- _Data for the task_:
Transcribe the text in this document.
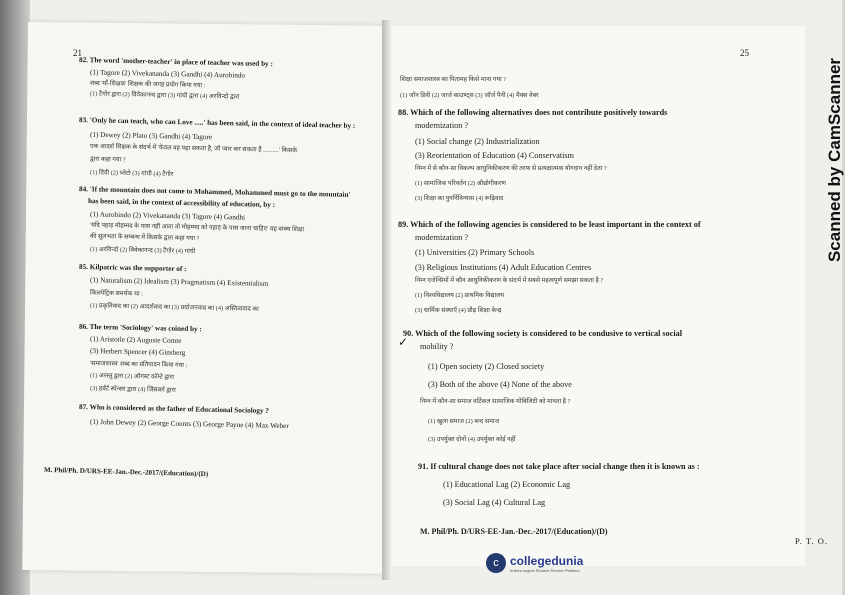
21	25
82. The word 'mother-teacher' in place of teacher was used by :
(1) Tagore (2) Vivekananda (3) Gandhi (4) Aurobindo
शब्द 'माँ-शिक्षक' शिक्षक की जगह प्रयोग किया गया :
(1) टैगोर द्वारा (2) विवेकानन्द द्वारा (3) गांधी द्वारा (4) अरविन्दो द्वारा
83. 'Only he can teach, who can Love .....' has been said, in the context of ideal teacher by :
(1) Dewey (2) Plato (3) Gandhi (4) Tagore
एक आदर्श शिक्षक के संदर्भ में 'केवल वह पढ़ा सकता है, जो प्यार कर सकता है ..........' किसके
द्वारा कहा गया ?
(1) डिवी (2) प्लेटो (3) गांधी (4) टैगोर
84. 'If the mountain does not come to Mohammed, Mohammed must go to the mountain'
has been said, in the context of accessibility of education, by :
(1) Aurobindo (2) Vivekananda (3) Tagore (4) Gandhi
'यदि पहाड़ मोहम्मद के पास नहीं आता तो मोहम्मद को पहाड़ के पास जाना चाहिए' यह वाक्य शिक्षा
की सुलभता के सम्बन्ध में किसके द्वारा कहा गया ?
(1) अरविन्दो (2) विवेकानन्द (3) टैगोर (4) गांधी
85. Kilpatric was the supporter of :
(1) Naturalism (2) Idealism (3) Pragmatism (4) Existentialism
किलपेट्रिक समर्थक था :
(1) प्रकृतिवाद का (2) आदर्शवाद का (3) प्रयोजनवाद का (4) अस्तित्ववाद का
86. The term 'Sociology' was coined by :
(1) Aristotle (2) Auguste Comte
(3) Herbert Spencer (4) Ginsberg
'समाजशास्त्र' शब्द का प्रतिपादन किया गया :
(1) अरस्तु द्वारा (2) ऑगस्ट कॉम्टे द्वारा
(3) हर्बर्ट स्पेन्सर द्वारा (4) जिंसबर्ग द्वारा
87. Who is considered as the father of Educational Sociology ?
(1) John Dewey (2) George Counts (3) George Payne (4) Max Weber
शिक्षा समाजशास्त्र का पितामह किसे माना गया ?
(1) जॉन डिवी (2) जार्ज काउण्ट्स (3) जॉर्ज पैनी (4) मैक्स वेबर
88. Which of the following alternatives does not contribute positively towards
modernization ?
(1) Social change (2) Industrialization
(3) Reorientation of Education (4) Conservatism
निम्न में से कौन-सा विकल्प आधुनिकीकरण की तरफ से प्रत्यक्षात्मक योगदान नहीं देता ?
(1) सामाजिक परिवर्तन (2) औद्योगीकरण
(3) शिक्षा का पुनर्निविन्यास (4) रूढ़िवाद
89. Which of the following agencies is considered to be least important in the context of
modernization ?
(1) Universities (2) Primary Schools
(3) Religious Institutions (4) Adult Education Centres
निम्न एजेन्सियों में कौन आधुनिकीकरण के संदर्भ में सबसे महत्वपूर्ण समझा सकता है ?
(1) विश्वविद्यालय (2) प्राथमिक विद्यालय
(3) धार्मिक संस्थाएँ (4) प्रौढ़ शिक्षा केन्द्र
90. Which of the following society is considered to be condusive to vertical social
mobility ?
(1) Open society (2) Closed society
(3) Both of the above (4) None of the above
निम्न में कौन-सा समाज वर्टिकल सामाजिक मोबिलिटी को मानता है ?
(1) खुला समाज (2) बन्द समाज
(3) उपर्युक्त दोनों (4) उपर्युक्त कोई नहीं
91. If cultural change does not take place after social change then it is known as :
(1) Educational Lag (2) Economic Lag
(3) Social Lag (4) Cultural Lag
✓
M. Phil/Ph. D/URS-EE-Jan.-Dec.-2017/(Education)/(D)
M. Phil/Ph. D/URS-EE-Jan.-Dec.-2017/(Education)/(D)
P. T. O.
Scanned by CamScanner
c collegedunia
India's largest Student Review Platform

- _Aim of the task_: Wherever the word "Which" occurs in a line of the listing, copy that line.

- _Output for this task_:
88. Which of the following alternatives does not contribute positively towards
89. Which of the following agencies is considered to be least important in the context of
90. Which of the following society is considered to be condusive to vertical social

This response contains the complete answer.